▶ **Brief**
Say how many lines of these entries include the word "بالأولى", and answer with the number alone.

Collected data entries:
::::

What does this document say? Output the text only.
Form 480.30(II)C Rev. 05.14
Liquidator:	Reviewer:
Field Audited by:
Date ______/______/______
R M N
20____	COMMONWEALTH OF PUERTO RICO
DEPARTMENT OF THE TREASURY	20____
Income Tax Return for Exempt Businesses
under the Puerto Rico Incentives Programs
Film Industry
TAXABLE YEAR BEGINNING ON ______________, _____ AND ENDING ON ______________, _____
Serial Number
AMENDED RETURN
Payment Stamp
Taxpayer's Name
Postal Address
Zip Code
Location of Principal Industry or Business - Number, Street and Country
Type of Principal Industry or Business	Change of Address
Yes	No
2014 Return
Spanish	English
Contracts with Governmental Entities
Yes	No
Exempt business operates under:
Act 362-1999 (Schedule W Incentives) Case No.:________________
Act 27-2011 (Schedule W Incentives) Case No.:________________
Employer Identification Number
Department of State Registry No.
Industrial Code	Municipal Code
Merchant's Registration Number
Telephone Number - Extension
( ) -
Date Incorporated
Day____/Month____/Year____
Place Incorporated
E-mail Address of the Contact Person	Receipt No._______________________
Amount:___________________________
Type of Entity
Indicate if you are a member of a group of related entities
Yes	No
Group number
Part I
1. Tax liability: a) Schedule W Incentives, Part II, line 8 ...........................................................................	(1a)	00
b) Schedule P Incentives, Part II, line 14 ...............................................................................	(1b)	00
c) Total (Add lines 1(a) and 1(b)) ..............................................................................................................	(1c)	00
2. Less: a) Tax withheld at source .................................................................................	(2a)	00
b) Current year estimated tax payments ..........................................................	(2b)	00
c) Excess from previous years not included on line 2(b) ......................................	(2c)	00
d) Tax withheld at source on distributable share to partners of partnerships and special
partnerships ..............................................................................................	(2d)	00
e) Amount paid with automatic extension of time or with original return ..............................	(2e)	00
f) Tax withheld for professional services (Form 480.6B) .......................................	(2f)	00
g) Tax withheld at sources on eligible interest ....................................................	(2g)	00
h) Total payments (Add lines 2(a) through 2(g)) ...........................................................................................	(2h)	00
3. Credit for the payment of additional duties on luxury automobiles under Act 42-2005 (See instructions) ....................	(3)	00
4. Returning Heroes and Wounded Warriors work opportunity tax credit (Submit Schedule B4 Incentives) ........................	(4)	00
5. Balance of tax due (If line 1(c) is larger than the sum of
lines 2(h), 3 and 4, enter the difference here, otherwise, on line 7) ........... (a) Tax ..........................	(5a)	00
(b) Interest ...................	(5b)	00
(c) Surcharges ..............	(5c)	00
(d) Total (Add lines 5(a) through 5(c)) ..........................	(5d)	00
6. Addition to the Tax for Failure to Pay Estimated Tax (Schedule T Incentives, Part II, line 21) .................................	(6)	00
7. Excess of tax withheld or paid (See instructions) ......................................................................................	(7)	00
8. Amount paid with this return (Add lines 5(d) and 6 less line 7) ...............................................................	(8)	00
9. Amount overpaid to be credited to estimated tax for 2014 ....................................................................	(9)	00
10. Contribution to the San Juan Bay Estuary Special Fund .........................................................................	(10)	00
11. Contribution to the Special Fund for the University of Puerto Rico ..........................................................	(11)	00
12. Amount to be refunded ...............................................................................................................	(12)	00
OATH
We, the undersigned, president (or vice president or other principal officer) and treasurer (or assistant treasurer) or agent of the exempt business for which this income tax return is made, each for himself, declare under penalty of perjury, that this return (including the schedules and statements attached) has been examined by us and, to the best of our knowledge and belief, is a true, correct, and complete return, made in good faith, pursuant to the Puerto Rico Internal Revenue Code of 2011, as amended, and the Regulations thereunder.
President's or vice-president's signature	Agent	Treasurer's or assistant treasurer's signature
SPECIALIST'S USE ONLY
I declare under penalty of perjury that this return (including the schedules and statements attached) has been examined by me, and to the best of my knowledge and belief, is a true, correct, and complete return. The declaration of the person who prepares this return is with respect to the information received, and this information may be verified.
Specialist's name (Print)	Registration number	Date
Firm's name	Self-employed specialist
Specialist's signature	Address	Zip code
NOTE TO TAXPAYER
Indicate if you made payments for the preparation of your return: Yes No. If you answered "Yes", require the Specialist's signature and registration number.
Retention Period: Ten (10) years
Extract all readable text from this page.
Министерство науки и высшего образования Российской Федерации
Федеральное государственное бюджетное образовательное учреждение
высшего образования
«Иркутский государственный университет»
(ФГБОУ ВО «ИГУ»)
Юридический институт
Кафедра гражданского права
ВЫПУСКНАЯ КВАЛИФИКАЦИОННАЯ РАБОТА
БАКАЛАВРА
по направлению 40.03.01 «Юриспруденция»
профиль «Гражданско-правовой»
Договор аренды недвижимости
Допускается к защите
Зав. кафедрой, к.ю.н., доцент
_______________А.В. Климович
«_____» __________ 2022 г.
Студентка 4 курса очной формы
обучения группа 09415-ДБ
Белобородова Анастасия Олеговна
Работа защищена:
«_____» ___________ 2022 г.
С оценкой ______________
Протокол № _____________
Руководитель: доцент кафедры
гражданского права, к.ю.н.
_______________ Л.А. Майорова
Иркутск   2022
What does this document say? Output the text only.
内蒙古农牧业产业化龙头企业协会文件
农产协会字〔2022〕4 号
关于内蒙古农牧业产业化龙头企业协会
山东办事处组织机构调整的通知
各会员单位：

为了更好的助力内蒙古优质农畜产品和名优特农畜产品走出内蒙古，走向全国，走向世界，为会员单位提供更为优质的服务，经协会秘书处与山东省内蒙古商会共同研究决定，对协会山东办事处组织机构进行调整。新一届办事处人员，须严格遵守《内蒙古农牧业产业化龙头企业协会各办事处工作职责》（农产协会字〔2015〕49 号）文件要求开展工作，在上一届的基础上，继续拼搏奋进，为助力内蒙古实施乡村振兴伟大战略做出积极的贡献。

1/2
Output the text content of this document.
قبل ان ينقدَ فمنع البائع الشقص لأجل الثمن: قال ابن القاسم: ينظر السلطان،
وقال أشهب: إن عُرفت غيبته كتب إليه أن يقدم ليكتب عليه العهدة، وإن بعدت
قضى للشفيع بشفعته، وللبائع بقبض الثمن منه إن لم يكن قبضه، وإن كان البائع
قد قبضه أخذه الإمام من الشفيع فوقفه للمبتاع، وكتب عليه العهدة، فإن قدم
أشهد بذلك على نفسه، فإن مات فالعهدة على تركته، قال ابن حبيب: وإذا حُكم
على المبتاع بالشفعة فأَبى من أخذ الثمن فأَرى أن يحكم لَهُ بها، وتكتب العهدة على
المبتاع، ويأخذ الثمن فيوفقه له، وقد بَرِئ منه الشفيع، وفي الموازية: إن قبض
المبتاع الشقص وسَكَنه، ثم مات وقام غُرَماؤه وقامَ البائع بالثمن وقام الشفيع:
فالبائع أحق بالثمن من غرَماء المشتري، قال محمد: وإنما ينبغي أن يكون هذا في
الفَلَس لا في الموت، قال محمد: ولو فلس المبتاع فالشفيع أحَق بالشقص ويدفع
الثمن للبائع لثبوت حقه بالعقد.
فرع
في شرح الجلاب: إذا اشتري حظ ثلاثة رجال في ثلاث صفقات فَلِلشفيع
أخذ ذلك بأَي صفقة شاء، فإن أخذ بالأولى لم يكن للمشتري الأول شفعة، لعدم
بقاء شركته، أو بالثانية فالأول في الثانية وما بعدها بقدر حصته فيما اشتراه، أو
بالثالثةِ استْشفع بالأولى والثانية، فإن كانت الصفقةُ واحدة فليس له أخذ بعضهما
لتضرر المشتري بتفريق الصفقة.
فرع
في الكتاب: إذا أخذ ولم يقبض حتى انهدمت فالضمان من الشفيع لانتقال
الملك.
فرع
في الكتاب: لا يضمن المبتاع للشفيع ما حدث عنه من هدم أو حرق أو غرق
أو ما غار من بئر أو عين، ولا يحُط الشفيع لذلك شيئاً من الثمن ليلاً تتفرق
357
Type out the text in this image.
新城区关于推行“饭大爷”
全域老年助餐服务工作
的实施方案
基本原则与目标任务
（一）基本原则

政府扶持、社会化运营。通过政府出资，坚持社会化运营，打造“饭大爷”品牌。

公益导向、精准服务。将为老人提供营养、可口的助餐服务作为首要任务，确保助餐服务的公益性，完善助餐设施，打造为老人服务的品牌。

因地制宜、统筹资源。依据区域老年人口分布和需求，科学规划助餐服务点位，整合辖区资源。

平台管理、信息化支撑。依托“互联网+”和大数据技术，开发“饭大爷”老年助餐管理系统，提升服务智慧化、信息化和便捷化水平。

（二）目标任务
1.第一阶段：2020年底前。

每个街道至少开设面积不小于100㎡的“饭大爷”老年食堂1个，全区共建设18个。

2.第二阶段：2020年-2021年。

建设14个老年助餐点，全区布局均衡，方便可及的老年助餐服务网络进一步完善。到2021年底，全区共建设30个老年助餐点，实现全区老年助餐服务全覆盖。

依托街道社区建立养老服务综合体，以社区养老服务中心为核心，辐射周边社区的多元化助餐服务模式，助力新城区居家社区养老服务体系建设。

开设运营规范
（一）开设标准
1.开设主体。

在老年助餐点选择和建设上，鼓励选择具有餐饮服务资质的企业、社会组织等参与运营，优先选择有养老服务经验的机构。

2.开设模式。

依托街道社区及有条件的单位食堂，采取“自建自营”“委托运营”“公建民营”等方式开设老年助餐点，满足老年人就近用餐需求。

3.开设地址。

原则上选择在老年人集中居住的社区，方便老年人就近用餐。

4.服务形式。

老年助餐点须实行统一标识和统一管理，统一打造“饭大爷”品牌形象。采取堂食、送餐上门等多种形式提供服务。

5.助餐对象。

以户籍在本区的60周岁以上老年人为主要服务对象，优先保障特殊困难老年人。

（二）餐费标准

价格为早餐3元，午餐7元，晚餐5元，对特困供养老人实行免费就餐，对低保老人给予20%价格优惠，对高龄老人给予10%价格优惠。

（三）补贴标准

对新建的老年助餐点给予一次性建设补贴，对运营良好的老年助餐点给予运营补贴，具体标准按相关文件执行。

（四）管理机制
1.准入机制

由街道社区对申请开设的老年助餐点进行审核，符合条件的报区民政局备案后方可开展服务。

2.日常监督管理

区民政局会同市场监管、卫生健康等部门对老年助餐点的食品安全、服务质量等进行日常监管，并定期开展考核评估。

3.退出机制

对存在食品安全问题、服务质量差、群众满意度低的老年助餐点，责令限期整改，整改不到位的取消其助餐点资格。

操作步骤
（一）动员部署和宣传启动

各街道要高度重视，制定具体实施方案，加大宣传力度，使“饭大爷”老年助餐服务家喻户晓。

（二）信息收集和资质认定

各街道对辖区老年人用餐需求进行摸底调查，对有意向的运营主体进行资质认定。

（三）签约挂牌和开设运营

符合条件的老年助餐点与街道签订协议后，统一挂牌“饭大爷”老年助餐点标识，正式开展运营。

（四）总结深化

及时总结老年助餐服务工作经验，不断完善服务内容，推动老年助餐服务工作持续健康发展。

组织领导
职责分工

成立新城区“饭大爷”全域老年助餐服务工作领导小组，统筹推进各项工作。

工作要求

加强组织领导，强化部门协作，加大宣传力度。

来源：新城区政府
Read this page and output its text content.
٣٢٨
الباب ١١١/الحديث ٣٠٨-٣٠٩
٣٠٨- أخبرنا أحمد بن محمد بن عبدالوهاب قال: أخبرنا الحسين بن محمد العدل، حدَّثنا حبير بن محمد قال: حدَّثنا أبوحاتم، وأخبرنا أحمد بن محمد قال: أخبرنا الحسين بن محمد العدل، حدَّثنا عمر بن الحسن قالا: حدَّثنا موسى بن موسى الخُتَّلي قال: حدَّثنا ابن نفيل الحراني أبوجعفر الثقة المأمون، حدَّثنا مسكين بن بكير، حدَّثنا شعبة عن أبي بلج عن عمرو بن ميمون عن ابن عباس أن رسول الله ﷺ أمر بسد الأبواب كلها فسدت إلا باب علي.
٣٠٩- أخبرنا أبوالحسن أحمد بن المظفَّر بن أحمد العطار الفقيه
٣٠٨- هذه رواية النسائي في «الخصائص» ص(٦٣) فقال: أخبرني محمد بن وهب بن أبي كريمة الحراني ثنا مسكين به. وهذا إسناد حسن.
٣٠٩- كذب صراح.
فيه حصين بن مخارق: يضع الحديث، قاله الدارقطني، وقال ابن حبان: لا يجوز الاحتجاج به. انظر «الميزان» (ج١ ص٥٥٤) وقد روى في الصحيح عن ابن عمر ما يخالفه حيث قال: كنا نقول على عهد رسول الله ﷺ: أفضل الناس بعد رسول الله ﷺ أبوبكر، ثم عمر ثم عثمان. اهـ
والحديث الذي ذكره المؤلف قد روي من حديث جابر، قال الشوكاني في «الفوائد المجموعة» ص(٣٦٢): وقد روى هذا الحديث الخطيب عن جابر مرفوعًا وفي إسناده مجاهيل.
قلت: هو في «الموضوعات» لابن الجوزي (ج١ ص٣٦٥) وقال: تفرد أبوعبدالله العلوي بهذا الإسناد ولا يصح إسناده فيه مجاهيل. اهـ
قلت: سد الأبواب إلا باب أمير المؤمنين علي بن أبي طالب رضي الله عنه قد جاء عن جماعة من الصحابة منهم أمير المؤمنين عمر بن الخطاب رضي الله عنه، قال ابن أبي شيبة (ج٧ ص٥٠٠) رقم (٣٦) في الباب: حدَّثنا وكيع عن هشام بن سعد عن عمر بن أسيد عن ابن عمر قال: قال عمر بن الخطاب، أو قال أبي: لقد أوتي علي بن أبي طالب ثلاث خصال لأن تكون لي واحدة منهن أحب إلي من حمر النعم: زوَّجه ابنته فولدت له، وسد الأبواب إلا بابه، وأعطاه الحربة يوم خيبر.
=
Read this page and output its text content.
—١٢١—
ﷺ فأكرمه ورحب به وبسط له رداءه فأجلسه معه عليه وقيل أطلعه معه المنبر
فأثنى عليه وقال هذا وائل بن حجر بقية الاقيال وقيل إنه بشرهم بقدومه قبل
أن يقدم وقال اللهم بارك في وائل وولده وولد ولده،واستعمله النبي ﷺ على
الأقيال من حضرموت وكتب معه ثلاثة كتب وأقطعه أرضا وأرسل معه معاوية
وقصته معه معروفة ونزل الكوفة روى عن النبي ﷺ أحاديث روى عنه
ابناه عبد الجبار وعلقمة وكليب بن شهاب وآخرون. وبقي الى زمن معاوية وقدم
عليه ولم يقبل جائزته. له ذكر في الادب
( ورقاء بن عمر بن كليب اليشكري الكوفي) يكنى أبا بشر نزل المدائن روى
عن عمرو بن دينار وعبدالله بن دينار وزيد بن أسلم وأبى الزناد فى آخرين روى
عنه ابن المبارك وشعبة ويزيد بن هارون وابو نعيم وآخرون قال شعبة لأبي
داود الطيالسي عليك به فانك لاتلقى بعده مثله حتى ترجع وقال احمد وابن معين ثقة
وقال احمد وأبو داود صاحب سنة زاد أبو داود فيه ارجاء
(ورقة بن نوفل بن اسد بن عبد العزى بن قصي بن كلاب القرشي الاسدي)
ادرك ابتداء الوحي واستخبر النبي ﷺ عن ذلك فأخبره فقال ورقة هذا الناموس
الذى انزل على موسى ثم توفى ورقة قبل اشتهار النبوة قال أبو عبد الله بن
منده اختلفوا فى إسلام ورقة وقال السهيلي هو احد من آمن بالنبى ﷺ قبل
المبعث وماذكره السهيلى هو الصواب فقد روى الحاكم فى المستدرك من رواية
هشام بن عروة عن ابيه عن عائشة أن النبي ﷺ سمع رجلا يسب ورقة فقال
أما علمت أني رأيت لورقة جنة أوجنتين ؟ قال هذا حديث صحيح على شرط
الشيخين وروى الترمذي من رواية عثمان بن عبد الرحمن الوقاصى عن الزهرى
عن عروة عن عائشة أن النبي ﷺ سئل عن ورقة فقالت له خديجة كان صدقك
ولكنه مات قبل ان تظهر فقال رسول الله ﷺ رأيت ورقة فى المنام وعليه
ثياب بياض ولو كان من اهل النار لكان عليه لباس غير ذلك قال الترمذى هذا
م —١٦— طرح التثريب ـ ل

::::

▶ **Task response**
2